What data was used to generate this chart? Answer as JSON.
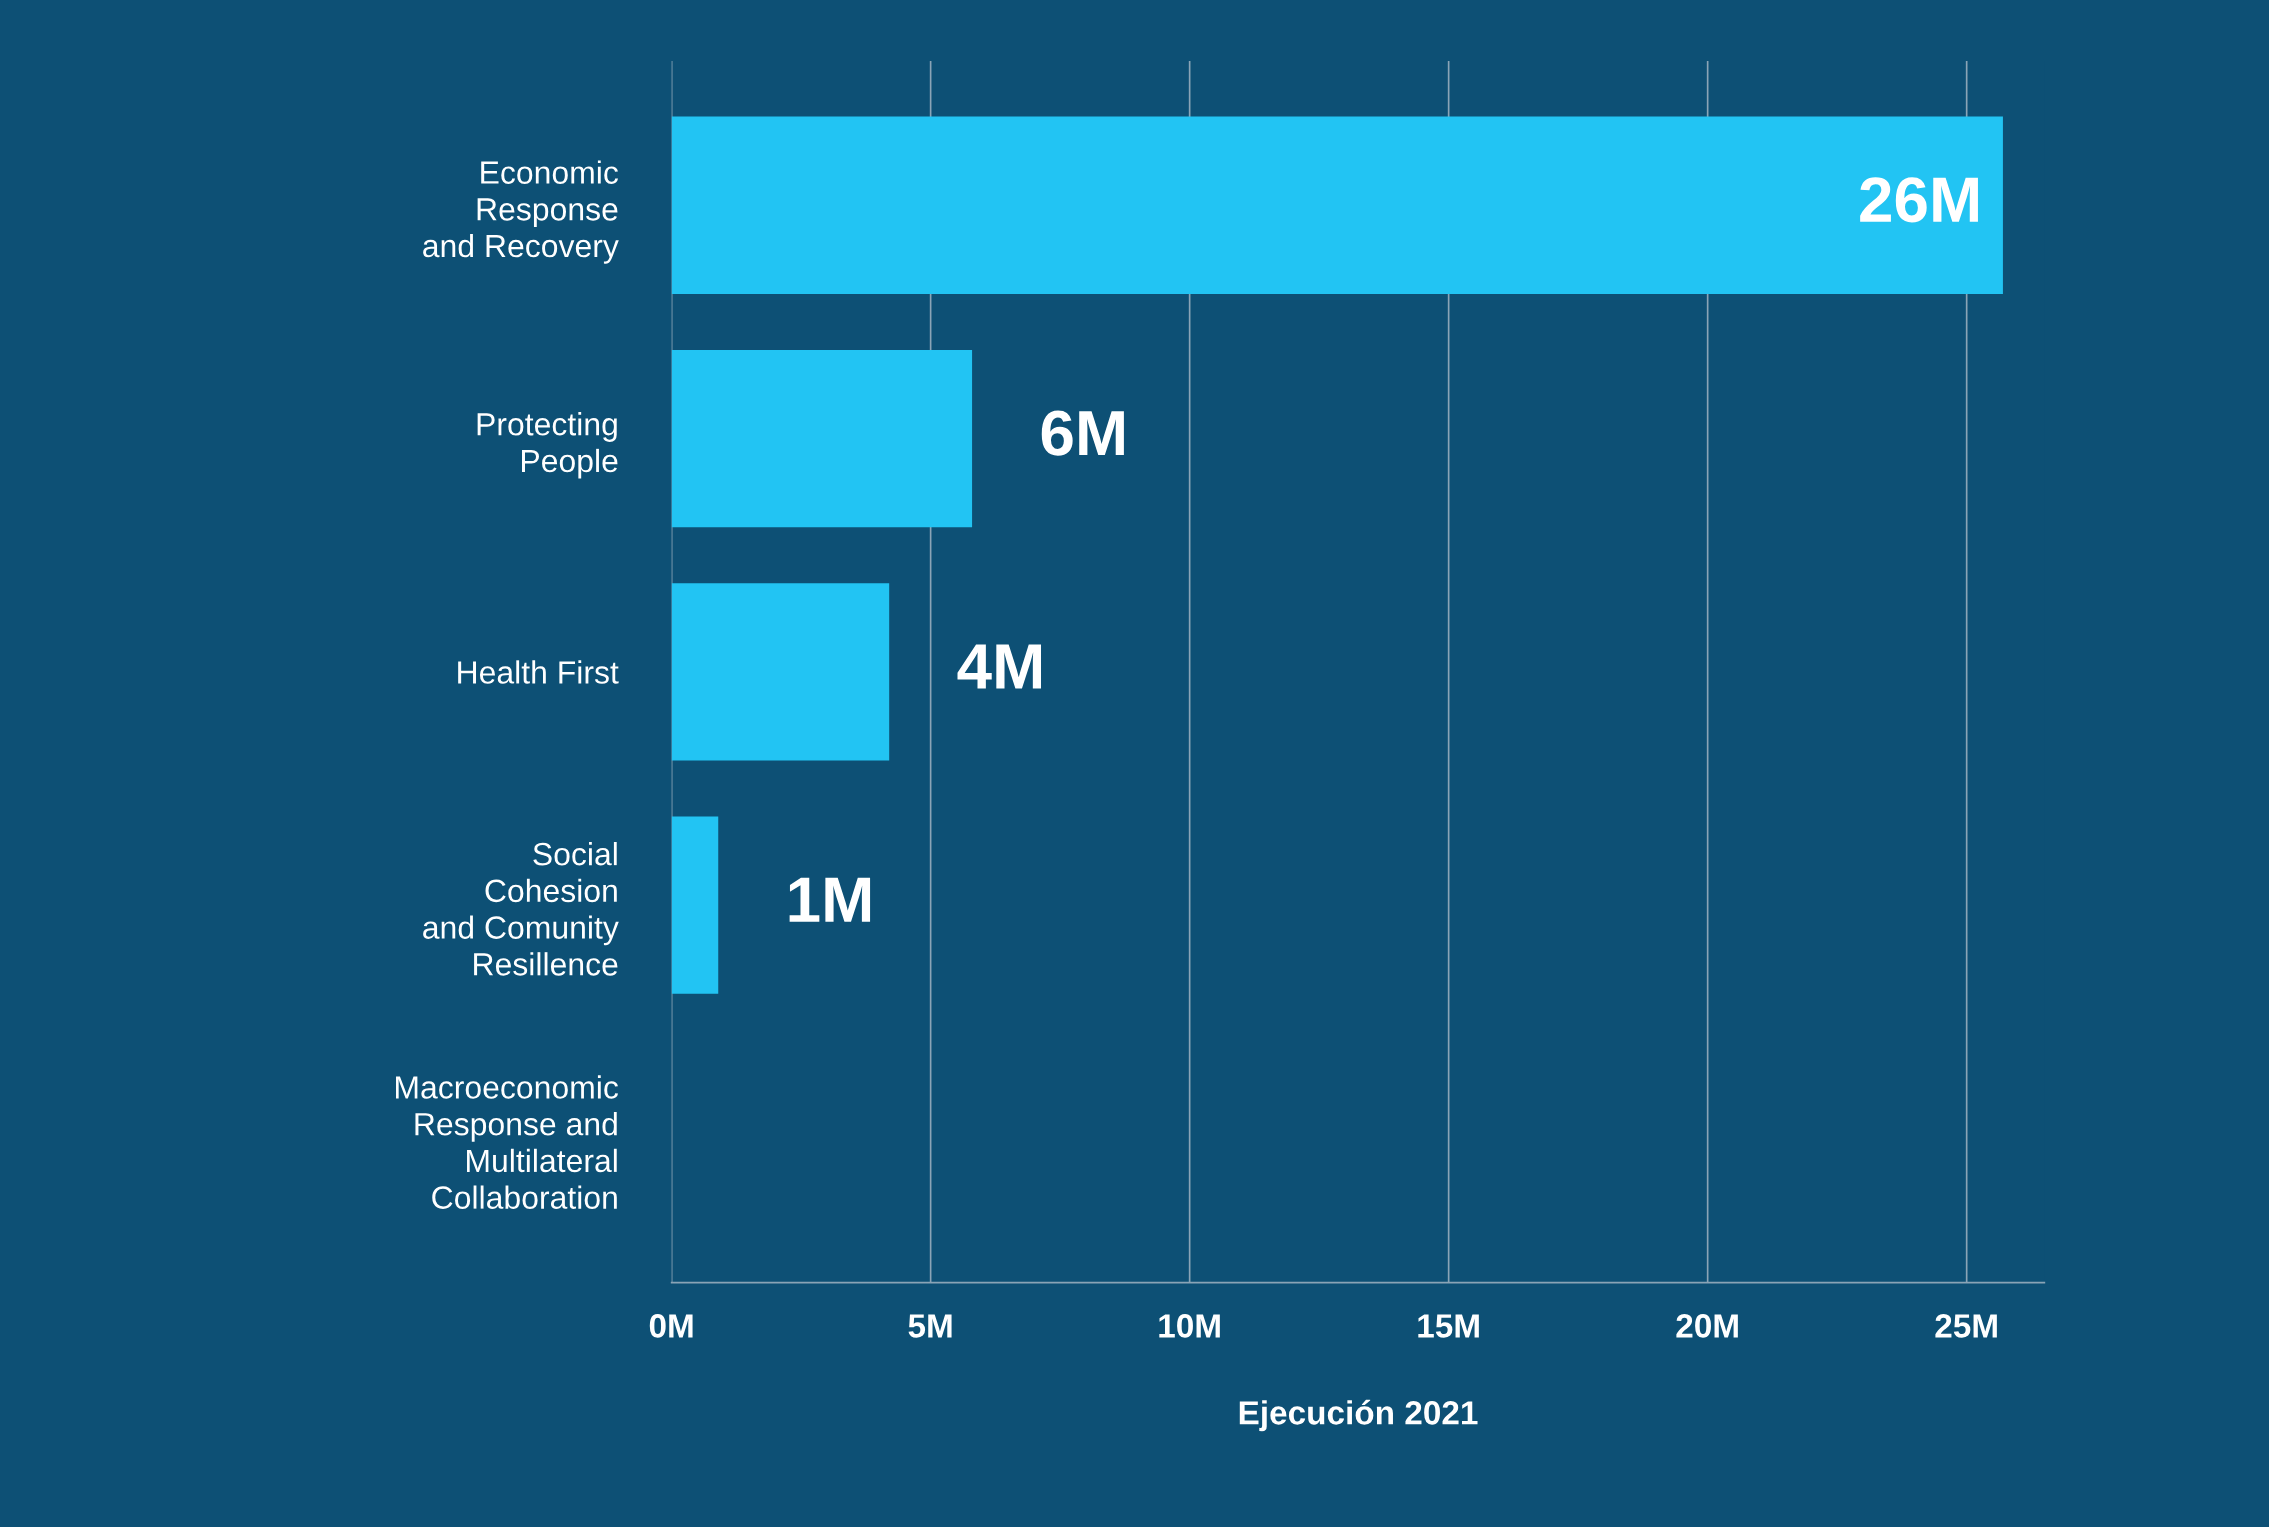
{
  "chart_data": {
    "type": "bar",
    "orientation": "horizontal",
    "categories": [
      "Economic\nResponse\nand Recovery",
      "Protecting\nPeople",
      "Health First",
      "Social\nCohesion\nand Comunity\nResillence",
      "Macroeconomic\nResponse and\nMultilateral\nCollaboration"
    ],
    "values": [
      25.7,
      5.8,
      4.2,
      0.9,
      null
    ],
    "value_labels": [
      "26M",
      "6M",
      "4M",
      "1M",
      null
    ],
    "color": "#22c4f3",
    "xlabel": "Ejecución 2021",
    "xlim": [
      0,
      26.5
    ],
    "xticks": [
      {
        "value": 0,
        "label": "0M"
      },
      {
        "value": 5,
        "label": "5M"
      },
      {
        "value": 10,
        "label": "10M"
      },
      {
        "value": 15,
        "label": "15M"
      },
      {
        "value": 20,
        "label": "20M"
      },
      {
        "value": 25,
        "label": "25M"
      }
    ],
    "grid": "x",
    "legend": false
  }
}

____________

**TO BE DONE**
Write the entries above out again exactly, but not the pictures.

**OUTPUT**
What data was used to generate this chart? Answer as JSON.
{
  "chart_data": {
    "type": "bar",
    "orientation": "horizontal",
    "categories": [
      "Economic\nResponse\nand Recovery",
      "Protecting\nPeople",
      "Health First",
      "Social\nCohesion\nand Comunity\nResillence",
      "Macroeconomic\nResponse and\nMultilateral\nCollaboration"
    ],
    "values": [
      25.7,
      5.8,
      4.2,
      0.9,
      null
    ],
    "value_labels": [
      "26M",
      "6M",
      "4M",
      "1M",
      null
    ],
    "color": "#22c4f3",
    "xlabel": "Ejecución 2021",
    "xlim": [
      0,
      26.5
    ],
    "xticks": [
      {
        "value": 0,
        "label": "0M"
      },
      {
        "value": 5,
        "label": "5M"
      },
      {
        "value": 10,
        "label": "10M"
      },
      {
        "value": 15,
        "label": "15M"
      },
      {
        "value": 20,
        "label": "20M"
      },
      {
        "value": 25,
        "label": "25M"
      }
    ],
    "grid": "x",
    "legend": false
  }
}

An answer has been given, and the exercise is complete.